§ **Stored data**:
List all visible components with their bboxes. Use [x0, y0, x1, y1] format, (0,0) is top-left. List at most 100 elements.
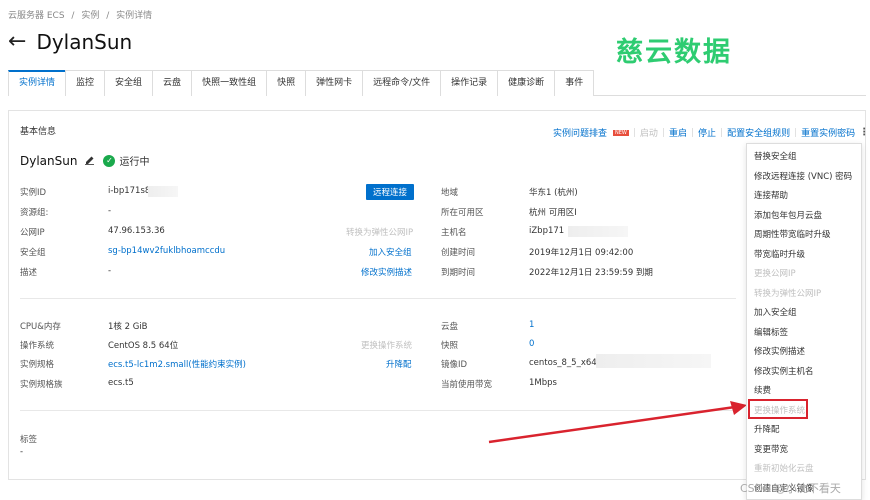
check-icon: ✓ [103, 154, 116, 167]
tab-operation-log[interactable]: 操作记录 [440, 70, 499, 96]
diagnose-link[interactable]: 实例问题排查 [553, 126, 607, 139]
tab-bar: 实例详情 监控 安全组 云盘 快照一致性组 快照 弹性网卡 远程命令/文件 操作… [8, 70, 866, 96]
change-os-link[interactable]: 更换操作系统 [361, 339, 412, 351]
label-expire-time: 到期时间 [441, 268, 476, 278]
menu-item-convert-eip[interactable]: 转换为弹性公网IP [754, 287, 821, 299]
label-os: 操作系统 [20, 341, 55, 351]
page-title: DylanSun [36, 30, 133, 54]
tab-remote-command[interactable]: 远程命令/文件 [362, 70, 442, 96]
redacted-area [148, 186, 178, 197]
label-resource-group: 资源组: [20, 208, 49, 218]
value-image-id: centos_8_5_x64_ [529, 358, 601, 368]
menu-item-periodic-bandwidth[interactable]: 周期性带宽临时升级 [754, 228, 831, 240]
menu-item-connect-help[interactable]: 连接帮助 [754, 189, 788, 201]
watermark-logo: 慈云数据 [616, 37, 732, 68]
upgrade-downgrade-link[interactable]: 升降配 [386, 358, 412, 370]
tab-health-diagnosis[interactable]: 健康诊断 [497, 70, 556, 96]
tab-snapshot-consistency-group[interactable]: 快照一致性组 [191, 70, 268, 96]
label-region: 地域 [441, 188, 459, 198]
menu-item-temp-bandwidth[interactable]: 带宽临时升级 [754, 248, 805, 260]
stop-button[interactable]: 停止 [698, 126, 716, 139]
breadcrumb-sep: / [71, 11, 75, 21]
tab-events[interactable]: 事件 [554, 70, 595, 96]
breadcrumb-current: 实例详情 [116, 11, 153, 21]
value-expire-time: 2022年12月1日 23:59:59 到期 [529, 268, 653, 278]
label-tags: 标签 [20, 435, 38, 445]
label-image-id: 镜像ID [441, 360, 468, 370]
redacted-area [568, 226, 628, 237]
back-arrow-icon[interactable]: ← [8, 31, 26, 53]
breadcrumb: 云服务器 ECS / 实例 / 实例详情 [8, 8, 156, 21]
label-bandwidth: 当前使用带宽 [441, 380, 493, 390]
instance-name-row: DylanSun ✓ 运行中 [20, 153, 149, 169]
label-instance-type: 实例规格 [20, 360, 55, 370]
page-header: ← DylanSun [8, 30, 132, 54]
instance-toolbar: 实例问题排查 NEW | 启动 | 重启 | 停止 | 配置安全组规则 | 重置… [553, 126, 869, 139]
divider: | [632, 127, 636, 138]
convert-eip-link[interactable]: 转换为弹性公网IP [346, 226, 413, 238]
breadcrumb-sep: / [106, 11, 110, 21]
section-divider [20, 298, 736, 299]
redacted-area [596, 354, 711, 368]
menu-item-change-bandwidth[interactable]: 变更带宽 [754, 443, 788, 455]
edit-description-link[interactable]: 修改实例描述 [361, 266, 412, 278]
divider: | [794, 127, 798, 138]
tab-monitoring[interactable]: 监控 [65, 70, 106, 96]
value-snapshots[interactable]: 0 [529, 339, 534, 349]
start-button[interactable]: 启动 [640, 126, 658, 139]
menu-item-vnc-password[interactable]: 修改远程连接 (VNC) 密码 [754, 170, 852, 182]
label-description: 描述 [20, 268, 38, 278]
label-instance-id: 实例ID [20, 188, 47, 198]
reset-password-button[interactable]: 重置实例密码 [801, 126, 855, 139]
menu-item-renew[interactable]: 续费 [754, 384, 771, 396]
label-snapshots: 快照 [441, 341, 459, 351]
label-hostname: 主机名 [441, 228, 467, 238]
breadcrumb-instances[interactable]: 实例 [81, 11, 99, 21]
breadcrumb-ecs[interactable]: 云服务器 ECS [8, 11, 65, 21]
divider: | [690, 127, 695, 138]
divider: | [720, 127, 724, 138]
value-os: CentOS 8.5 64位 [108, 341, 179, 351]
value-disks[interactable]: 1 [529, 320, 534, 330]
label-disks: 云盘 [441, 322, 459, 332]
label-instance-family: 实例规格族 [20, 380, 63, 390]
menu-item-edit-tags[interactable]: 编辑标签 [754, 326, 788, 338]
label-cpu-memory: CPU&内存 [20, 322, 61, 332]
join-security-group-link[interactable]: 加入安全组 [369, 246, 412, 258]
more-actions-menu: 替换安全组 修改远程连接 (VNC) 密码 连接帮助 添加包年包月云盘 周期性带… [746, 143, 862, 500]
value-instance-family: ecs.t5 [108, 378, 134, 388]
menu-item-join-security-group[interactable]: 加入安全组 [754, 306, 797, 318]
value-security-group[interactable]: sg-bp14wv2fuklbhoamccdu [108, 246, 225, 256]
value-zone: 杭州 可用区I [529, 208, 577, 218]
restart-button[interactable]: 重启 [669, 126, 687, 139]
label-created-time: 创建时间 [441, 248, 476, 258]
menu-item-reinit-disk[interactable]: 重新初始化云盘 [754, 462, 814, 474]
tab-snapshots[interactable]: 快照 [266, 70, 307, 96]
tab-security-group[interactable]: 安全组 [104, 70, 154, 96]
menu-item-upgrade-downgrade[interactable]: 升降配 [754, 423, 780, 435]
tab-eni[interactable]: 弹性网卡 [305, 70, 364, 96]
remote-connect-button[interactable]: 远程连接 [366, 184, 415, 200]
new-badge: NEW [613, 129, 629, 136]
security-rule-button[interactable]: 配置安全组规则 [727, 126, 790, 139]
tab-instance-details[interactable]: 实例详情 [8, 70, 67, 96]
value-cpu-memory: 1核 2 GiB [108, 322, 148, 332]
tab-disks[interactable]: 云盘 [152, 70, 193, 96]
label-public-ip: 公网IP [20, 228, 45, 238]
more-options-icon[interactable]: ⋮ [859, 127, 869, 138]
value-instance-type[interactable]: ecs.t5-lc1m2.small(性能约束实例) [108, 358, 246, 370]
menu-item-edit-description[interactable]: 修改实例描述 [754, 345, 805, 357]
label-zone: 所在可用区 [441, 208, 484, 218]
status-badge: ✓ 运行中 [103, 153, 149, 168]
divider: | [661, 127, 665, 138]
menu-item-edit-hostname[interactable]: 修改实例主机名 [754, 365, 814, 377]
value-bandwidth: 1Mbps [529, 378, 557, 388]
status-label: 运行中 [119, 157, 150, 168]
value-resource-group: - [108, 206, 112, 216]
edit-icon[interactable] [85, 154, 95, 168]
menu-item-change-public-ip[interactable]: 更换公网IP [754, 267, 796, 279]
annotation-arrow-icon [488, 401, 747, 444]
value-region: 华东1 (杭州) [529, 188, 578, 198]
menu-item-replace-security-group[interactable]: 替换安全组 [754, 150, 797, 162]
menu-item-add-disk[interactable]: 添加包年包月云盘 [754, 209, 822, 221]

§ **What this task involves**:
Replace "interactable" with "clickable" in the entries, starting with the line containing "check-icon: ✓ [103, 154, 116, 167]" and going through the line containing "redacted-area [148, 186, 178, 197]". Give only those lines, with everything else left unchanged.

§ **Exercise output**:
check-icon: ✓ [103, 154, 116, 167]
tab-operation-log[clickable]: 操作记录 [440, 70, 499, 96]
diagnose-link[clickable]: 实例问题排查 [553, 126, 607, 139]
tab-bar: 实例详情 监控 安全组 云盘 快照一致性组 快照 弹性网卡 远程命令/文件 操作… [8, 70, 866, 96]
change-os-link[clickable]: 更换操作系统 [361, 339, 412, 351]
label-expire-time: 到期时间 [441, 268, 476, 278]
menu-item-convert-eip[clickable]: 转换为弹性公网IP [754, 287, 821, 299]
label-os: 操作系统 [20, 341, 55, 351]
page-title: DylanSun [36, 30, 133, 54]
tab-remote-command[clickable]: 远程命令/文件 [362, 70, 442, 96]
redacted-area [148, 186, 178, 197]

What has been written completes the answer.